-- BEGIN --
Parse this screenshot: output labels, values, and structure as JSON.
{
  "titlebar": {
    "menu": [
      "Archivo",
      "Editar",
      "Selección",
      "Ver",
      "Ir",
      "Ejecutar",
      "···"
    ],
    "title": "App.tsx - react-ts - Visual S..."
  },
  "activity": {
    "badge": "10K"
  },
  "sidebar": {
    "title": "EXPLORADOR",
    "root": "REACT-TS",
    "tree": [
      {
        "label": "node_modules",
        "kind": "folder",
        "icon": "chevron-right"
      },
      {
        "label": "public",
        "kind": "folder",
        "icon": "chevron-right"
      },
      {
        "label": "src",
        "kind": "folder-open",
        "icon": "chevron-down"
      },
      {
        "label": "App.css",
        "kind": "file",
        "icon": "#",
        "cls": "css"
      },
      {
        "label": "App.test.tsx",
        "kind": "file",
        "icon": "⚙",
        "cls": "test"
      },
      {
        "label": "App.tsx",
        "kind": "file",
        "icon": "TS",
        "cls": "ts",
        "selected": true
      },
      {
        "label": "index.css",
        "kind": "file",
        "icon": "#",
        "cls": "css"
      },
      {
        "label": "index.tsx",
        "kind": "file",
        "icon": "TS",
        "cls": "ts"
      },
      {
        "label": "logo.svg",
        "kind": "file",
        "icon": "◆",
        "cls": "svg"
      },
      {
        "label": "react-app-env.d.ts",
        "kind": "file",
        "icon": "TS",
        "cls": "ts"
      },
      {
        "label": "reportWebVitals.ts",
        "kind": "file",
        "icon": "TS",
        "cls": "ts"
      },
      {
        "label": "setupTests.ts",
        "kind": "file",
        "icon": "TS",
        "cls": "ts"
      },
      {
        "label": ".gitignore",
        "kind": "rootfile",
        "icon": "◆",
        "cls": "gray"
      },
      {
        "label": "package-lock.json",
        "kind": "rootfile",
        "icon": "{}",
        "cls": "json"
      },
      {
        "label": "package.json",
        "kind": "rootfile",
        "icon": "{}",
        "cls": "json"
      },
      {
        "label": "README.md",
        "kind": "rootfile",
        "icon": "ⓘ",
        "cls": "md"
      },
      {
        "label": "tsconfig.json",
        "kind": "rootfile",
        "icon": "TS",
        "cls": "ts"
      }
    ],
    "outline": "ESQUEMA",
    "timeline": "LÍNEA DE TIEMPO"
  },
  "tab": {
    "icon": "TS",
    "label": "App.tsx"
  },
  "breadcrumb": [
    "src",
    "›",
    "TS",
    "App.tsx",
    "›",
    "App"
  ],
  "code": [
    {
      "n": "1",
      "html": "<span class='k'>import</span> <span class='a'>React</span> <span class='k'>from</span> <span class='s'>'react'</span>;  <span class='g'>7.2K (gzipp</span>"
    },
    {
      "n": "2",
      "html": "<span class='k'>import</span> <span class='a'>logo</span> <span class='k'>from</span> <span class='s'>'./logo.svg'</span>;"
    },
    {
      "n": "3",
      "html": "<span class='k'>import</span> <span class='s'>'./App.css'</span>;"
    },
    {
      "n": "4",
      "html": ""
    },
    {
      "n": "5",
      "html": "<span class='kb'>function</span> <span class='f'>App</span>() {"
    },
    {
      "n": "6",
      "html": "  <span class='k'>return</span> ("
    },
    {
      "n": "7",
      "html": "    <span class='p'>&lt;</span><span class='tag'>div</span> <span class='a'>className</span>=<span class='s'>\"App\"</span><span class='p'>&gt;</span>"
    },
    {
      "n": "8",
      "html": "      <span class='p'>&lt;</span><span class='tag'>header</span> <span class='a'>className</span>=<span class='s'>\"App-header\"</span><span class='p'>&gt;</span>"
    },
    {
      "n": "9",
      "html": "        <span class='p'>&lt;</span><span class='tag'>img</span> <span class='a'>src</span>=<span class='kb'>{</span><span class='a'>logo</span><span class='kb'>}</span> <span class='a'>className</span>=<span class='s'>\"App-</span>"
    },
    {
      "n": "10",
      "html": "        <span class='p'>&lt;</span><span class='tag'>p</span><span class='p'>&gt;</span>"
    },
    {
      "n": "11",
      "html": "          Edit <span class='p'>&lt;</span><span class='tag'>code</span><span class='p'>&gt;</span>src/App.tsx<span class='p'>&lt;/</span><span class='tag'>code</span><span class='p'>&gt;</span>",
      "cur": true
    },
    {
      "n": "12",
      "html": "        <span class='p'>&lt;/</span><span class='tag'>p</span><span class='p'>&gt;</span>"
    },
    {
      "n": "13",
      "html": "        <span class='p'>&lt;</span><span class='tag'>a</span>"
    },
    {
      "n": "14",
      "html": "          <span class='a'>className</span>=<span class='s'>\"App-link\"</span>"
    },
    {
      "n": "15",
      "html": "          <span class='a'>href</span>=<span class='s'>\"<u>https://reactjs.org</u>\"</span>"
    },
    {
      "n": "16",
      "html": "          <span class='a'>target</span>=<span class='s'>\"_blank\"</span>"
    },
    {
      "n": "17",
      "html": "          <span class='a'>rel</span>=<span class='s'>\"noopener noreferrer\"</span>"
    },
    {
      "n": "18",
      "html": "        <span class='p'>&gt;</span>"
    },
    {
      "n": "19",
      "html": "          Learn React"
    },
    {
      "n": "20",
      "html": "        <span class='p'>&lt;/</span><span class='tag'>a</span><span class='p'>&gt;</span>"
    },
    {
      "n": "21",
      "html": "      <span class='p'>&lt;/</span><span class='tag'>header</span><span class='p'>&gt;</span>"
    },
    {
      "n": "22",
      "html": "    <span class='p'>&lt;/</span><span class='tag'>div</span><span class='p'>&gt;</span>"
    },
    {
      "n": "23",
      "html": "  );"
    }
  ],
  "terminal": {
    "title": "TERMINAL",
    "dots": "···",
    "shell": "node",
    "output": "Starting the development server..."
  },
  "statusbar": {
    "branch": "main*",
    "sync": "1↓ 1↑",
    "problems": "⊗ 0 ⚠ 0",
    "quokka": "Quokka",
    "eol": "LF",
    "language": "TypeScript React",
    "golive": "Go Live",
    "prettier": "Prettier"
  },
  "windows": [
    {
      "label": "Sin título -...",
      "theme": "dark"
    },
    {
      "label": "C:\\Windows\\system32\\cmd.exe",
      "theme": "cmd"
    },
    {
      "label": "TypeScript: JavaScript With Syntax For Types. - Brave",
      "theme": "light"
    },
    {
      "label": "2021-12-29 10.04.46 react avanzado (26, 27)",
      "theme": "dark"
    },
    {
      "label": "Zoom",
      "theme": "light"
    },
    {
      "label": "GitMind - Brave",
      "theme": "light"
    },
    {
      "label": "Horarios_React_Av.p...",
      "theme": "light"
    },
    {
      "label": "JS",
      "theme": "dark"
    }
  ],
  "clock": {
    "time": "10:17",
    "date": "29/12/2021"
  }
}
-- END --
What the task asks:
Copy out all lines that carry the word "header".

Reply to the task:
      "html": "      <span class='p'>&lt;</span><span class='tag'>header</span> <span class='a'>className</span>=<span class='s'>\"App-header\"</span><span class='p'>&gt;</span>"
      "html": "      <span class='p'>&lt;/</span><span class='tag'>header</span><span class='p'>&gt;</span>"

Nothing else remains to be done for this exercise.